* _Task statement_
What follows is a set of records, each of which is to be written out exactly.

* _Records provided_

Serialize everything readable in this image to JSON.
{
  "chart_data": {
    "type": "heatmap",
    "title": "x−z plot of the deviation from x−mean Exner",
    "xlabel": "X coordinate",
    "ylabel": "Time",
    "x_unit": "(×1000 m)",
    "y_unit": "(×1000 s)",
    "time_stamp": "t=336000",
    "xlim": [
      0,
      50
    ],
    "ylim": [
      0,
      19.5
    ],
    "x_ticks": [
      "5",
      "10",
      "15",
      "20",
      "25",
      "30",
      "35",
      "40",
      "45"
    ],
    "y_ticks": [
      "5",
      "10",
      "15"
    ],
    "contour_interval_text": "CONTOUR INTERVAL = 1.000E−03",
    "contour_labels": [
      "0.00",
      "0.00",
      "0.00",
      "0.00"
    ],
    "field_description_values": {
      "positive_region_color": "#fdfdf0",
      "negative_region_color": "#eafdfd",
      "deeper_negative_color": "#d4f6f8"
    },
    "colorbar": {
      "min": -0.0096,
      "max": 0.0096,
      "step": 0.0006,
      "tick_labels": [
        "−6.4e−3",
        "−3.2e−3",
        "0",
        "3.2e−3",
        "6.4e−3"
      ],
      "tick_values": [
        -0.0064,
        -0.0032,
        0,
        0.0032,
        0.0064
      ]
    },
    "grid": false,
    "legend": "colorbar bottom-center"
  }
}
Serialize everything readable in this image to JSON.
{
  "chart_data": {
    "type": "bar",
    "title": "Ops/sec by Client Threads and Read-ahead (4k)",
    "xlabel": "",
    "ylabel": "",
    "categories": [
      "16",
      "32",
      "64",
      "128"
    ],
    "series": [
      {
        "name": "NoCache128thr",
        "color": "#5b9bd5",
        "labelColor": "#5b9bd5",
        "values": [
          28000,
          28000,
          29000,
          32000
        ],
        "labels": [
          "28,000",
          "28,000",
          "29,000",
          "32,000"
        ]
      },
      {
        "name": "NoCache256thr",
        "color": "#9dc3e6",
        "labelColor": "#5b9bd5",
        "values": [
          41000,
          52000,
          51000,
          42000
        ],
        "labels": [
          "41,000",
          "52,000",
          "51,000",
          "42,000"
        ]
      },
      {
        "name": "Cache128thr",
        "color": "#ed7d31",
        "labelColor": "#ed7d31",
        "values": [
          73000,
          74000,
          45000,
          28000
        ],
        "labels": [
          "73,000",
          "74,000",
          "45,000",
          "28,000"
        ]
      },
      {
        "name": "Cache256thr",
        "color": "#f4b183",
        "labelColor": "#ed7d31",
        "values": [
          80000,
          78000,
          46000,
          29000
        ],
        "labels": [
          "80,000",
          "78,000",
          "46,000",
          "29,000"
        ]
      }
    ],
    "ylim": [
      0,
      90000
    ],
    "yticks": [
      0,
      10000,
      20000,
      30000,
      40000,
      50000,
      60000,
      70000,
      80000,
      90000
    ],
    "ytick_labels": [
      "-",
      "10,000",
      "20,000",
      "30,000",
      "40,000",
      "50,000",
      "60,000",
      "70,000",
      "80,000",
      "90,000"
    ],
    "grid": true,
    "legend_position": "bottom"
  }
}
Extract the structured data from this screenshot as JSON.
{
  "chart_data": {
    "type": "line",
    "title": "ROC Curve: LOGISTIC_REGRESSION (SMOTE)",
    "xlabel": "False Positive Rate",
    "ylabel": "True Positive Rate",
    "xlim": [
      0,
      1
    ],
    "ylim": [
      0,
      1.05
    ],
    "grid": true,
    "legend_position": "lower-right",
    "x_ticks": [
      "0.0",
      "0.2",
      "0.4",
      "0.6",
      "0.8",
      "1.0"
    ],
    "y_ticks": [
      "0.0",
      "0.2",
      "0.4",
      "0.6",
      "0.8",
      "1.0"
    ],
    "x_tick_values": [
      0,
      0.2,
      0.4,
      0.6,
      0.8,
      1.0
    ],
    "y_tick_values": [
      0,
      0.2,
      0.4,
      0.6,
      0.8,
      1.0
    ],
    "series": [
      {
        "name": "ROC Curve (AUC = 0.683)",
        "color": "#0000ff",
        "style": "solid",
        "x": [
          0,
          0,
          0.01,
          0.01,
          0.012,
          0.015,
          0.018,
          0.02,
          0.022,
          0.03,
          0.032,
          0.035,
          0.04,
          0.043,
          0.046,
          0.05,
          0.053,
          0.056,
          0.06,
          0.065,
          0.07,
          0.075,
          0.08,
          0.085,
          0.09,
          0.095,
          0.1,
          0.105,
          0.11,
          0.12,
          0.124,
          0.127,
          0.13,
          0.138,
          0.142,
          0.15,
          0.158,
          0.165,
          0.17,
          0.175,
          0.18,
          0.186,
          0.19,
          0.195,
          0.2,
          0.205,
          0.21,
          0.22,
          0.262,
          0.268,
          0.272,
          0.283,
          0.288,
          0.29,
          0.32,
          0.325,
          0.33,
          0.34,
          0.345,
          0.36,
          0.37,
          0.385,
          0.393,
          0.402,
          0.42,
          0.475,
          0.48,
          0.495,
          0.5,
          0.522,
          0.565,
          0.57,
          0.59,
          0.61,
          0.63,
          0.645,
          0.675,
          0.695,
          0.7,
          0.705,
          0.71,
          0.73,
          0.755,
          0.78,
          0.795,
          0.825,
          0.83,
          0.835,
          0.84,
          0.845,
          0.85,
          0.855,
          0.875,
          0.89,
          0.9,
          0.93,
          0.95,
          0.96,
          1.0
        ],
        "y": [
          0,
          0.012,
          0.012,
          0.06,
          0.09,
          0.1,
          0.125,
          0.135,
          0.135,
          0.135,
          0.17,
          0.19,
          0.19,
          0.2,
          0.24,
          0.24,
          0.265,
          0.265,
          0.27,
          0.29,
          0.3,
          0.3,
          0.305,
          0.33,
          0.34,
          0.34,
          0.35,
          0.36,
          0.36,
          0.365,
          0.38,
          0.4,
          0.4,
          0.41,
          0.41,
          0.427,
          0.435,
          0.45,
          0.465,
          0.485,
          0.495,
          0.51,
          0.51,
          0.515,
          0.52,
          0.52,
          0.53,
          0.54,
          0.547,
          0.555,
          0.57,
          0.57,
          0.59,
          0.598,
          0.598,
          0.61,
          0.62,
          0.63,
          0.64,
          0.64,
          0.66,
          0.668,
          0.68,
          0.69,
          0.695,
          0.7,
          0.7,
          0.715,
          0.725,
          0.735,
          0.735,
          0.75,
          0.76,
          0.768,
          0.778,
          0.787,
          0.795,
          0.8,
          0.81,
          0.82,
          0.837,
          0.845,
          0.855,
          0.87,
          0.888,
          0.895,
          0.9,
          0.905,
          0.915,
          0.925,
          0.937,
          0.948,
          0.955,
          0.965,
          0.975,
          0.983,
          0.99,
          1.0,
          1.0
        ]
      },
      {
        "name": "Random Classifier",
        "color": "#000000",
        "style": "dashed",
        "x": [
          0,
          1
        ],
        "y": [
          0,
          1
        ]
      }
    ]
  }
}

* _Reply to the task_
Serialize everything readable in this image to JSON.
{
  "chart_data": {
    "type": "heatmap",
    "title": "x−z plot of the deviation from x−mean Exner",
    "xlabel": "X coordinate",
    "ylabel": "Time",
    "x_unit": "(×1000 m)",
    "y_unit": "(×1000 s)",
    "time_stamp": "t=336000",
    "xlim": [
      0,
      50
    ],
    "ylim": [
      0,
      19.5
    ],
    "x_ticks": [
      "5",
      "10",
      "15",
      "20",
      "25",
      "30",
      "35",
      "40",
      "45"
    ],
    "y_ticks": [
      "5",
      "10",
      "15"
    ],
    "contour_interval_text": "CONTOUR INTERVAL = 1.000E−03",
    "contour_labels": [
      "0.00",
      "0.00",
      "0.00",
      "0.00"
    ],
    "field_description_values": {
      "positive_region_color": "#fdfdf0",
      "negative_region_color": "#eafdfd",
      "deeper_negative_color": "#d4f6f8"
    },
    "colorbar": {
      "min": -0.0096,
      "max": 0.0096,
      "step": 0.0006,
      "tick_labels": [
        "−6.4e−3",
        "−3.2e−3",
        "0",
        "3.2e−3",
        "6.4e−3"
      ],
      "tick_values": [
        -0.0064,
        -0.0032,
        0,
        0.0032,
        0.0064
      ]
    },
    "grid": false,
    "legend": "colorbar bottom-center"
  }
}
Serialize everything readable in this image to JSON.
{
  "chart_data": {
    "type": "bar",
    "title": "Ops/sec by Client Threads and Read-ahead (4k)",
    "xlabel": "",
    "ylabel": "",
    "categories": [
      "16",
      "32",
      "64",
      "128"
    ],
    "series": [
      {
        "name": "NoCache128thr",
        "color": "#5b9bd5",
        "labelColor": "#5b9bd5",
        "values": [
          28000,
          28000,
          29000,
          32000
        ],
        "labels": [
          "28,000",
          "28,000",
          "29,000",
          "32,000"
        ]
      },
      {
        "name": "NoCache256thr",
        "color": "#9dc3e6",
        "labelColor": "#5b9bd5",
        "values": [
          41000,
          52000,
          51000,
          42000
        ],
        "labels": [
          "41,000",
          "52,000",
          "51,000",
          "42,000"
        ]
      },
      {
        "name": "Cache128thr",
        "color": "#ed7d31",
        "labelColor": "#ed7d31",
        "values": [
          73000,
          74000,
          45000,
          28000
        ],
        "labels": [
          "73,000",
          "74,000",
          "45,000",
          "28,000"
        ]
      },
      {
        "name": "Cache256thr",
        "color": "#f4b183",
        "labelColor": "#ed7d31",
        "values": [
          80000,
          78000,
          46000,
          29000
        ],
        "labels": [
          "80,000",
          "78,000",
          "46,000",
          "29,000"
        ]
      }
    ],
    "ylim": [
      0,
      90000
    ],
    "yticks": [
      0,
      10000,
      20000,
      30000,
      40000,
      50000,
      60000,
      70000,
      80000,
      90000
    ],
    "ytick_labels": [
      "-",
      "10,000",
      "20,000",
      "30,000",
      "40,000",
      "50,000",
      "60,000",
      "70,000",
      "80,000",
      "90,000"
    ],
    "grid": true,
    "legend_position": "bottom"
  }
}
Extract the structured data from this screenshot as JSON.
{
  "chart_data": {
    "type": "line",
    "title": "ROC Curve: LOGISTIC_REGRESSION (SMOTE)",
    "xlabel": "False Positive Rate",
    "ylabel": "True Positive Rate",
    "xlim": [
      0,
      1
    ],
    "ylim": [
      0,
      1.05
    ],
    "grid": true,
    "legend_position": "lower-right",
    "x_ticks": [
      "0.0",
      "0.2",
      "0.4",
      "0.6",
      "0.8",
      "1.0"
    ],
    "y_ticks": [
      "0.0",
      "0.2",
      "0.4",
      "0.6",
      "0.8",
      "1.0"
    ],
    "x_tick_values": [
      0,
      0.2,
      0.4,
      0.6,
      0.8,
      1.0
    ],
    "y_tick_values": [
      0,
      0.2,
      0.4,
      0.6,
      0.8,
      1.0
    ],
    "series": [
      {
        "name": "ROC Curve (AUC = 0.683)",
        "color": "#0000ff",
        "style": "solid",
        "x": [
          0,
          0,
          0.01,
          0.01,
          0.012,
          0.015,
          0.018,
          0.02,
          0.022,
          0.03,
          0.032,
          0.035,
          0.04,
          0.043,
          0.046,
          0.05,
          0.053,
          0.056,
          0.06,
          0.065,
          0.07,
          0.075,
          0.08,
          0.085,
          0.09,
          0.095,
          0.1,
          0.105,
          0.11,
          0.12,
          0.124,
          0.127,
          0.13,
          0.138,
          0.142,
          0.15,
          0.158,
          0.165,
          0.17,
          0.175,
          0.18,
          0.186,
          0.19,
          0.195,
          0.2,
          0.205,
          0.21,
          0.22,
          0.262,
          0.268,
          0.272,
          0.283,
          0.288,
          0.29,
          0.32,
          0.325,
          0.33,
          0.34,
          0.345,
          0.36,
          0.37,
          0.385,
          0.393,
          0.402,
          0.42,
          0.475,
          0.48,
          0.495,
          0.5,
          0.522,
          0.565,
          0.57,
          0.59,
          0.61,
          0.63,
          0.645,
          0.675,
          0.695,
          0.7,
          0.705,
          0.71,
          0.73,
          0.755,
          0.78,
          0.795,
          0.825,
          0.83,
          0.835,
          0.84,
          0.845,
          0.85,
          0.855,
          0.875,
          0.89,
          0.9,
          0.93,
          0.95,
          0.96,
          1.0
        ],
        "y": [
          0,
          0.012,
          0.012,
          0.06,
          0.09,
          0.1,
          0.125,
          0.135,
          0.135,
          0.135,
          0.17,
          0.19,
          0.19,
          0.2,
          0.24,
          0.24,
          0.265,
          0.265,
          0.27,
          0.29,
          0.3,
          0.3,
          0.305,
          0.33,
          0.34,
          0.34,
          0.35,
          0.36,
          0.36,
          0.365,
          0.38,
          0.4,
          0.4,
          0.41,
          0.41,
          0.427,
          0.435,
          0.45,
          0.465,
          0.485,
          0.495,
          0.51,
          0.51,
          0.515,
          0.52,
          0.52,
          0.53,
          0.54,
          0.547,
          0.555,
          0.57,
          0.57,
          0.59,
          0.598,
          0.598,
          0.61,
          0.62,
          0.63,
          0.64,
          0.64,
          0.66,
          0.668,
          0.68,
          0.69,
          0.695,
          0.7,
          0.7,
          0.715,
          0.725,
          0.735,
          0.735,
          0.75,
          0.76,
          0.768,
          0.778,
          0.787,
          0.795,
          0.8,
          0.81,
          0.82,
          0.837,
          0.845,
          0.855,
          0.87,
          0.888,
          0.895,
          0.9,
          0.905,
          0.915,
          0.925,
          0.937,
          0.948,
          0.955,
          0.965,
          0.975,
          0.983,
          0.99,
          1.0,
          1.0
        ]
      },
      {
        "name": "Random Classifier",
        "color": "#000000",
        "style": "dashed",
        "x": [
          0,
          1
        ],
        "y": [
          0,
          1
        ]
      }
    ]
  }
}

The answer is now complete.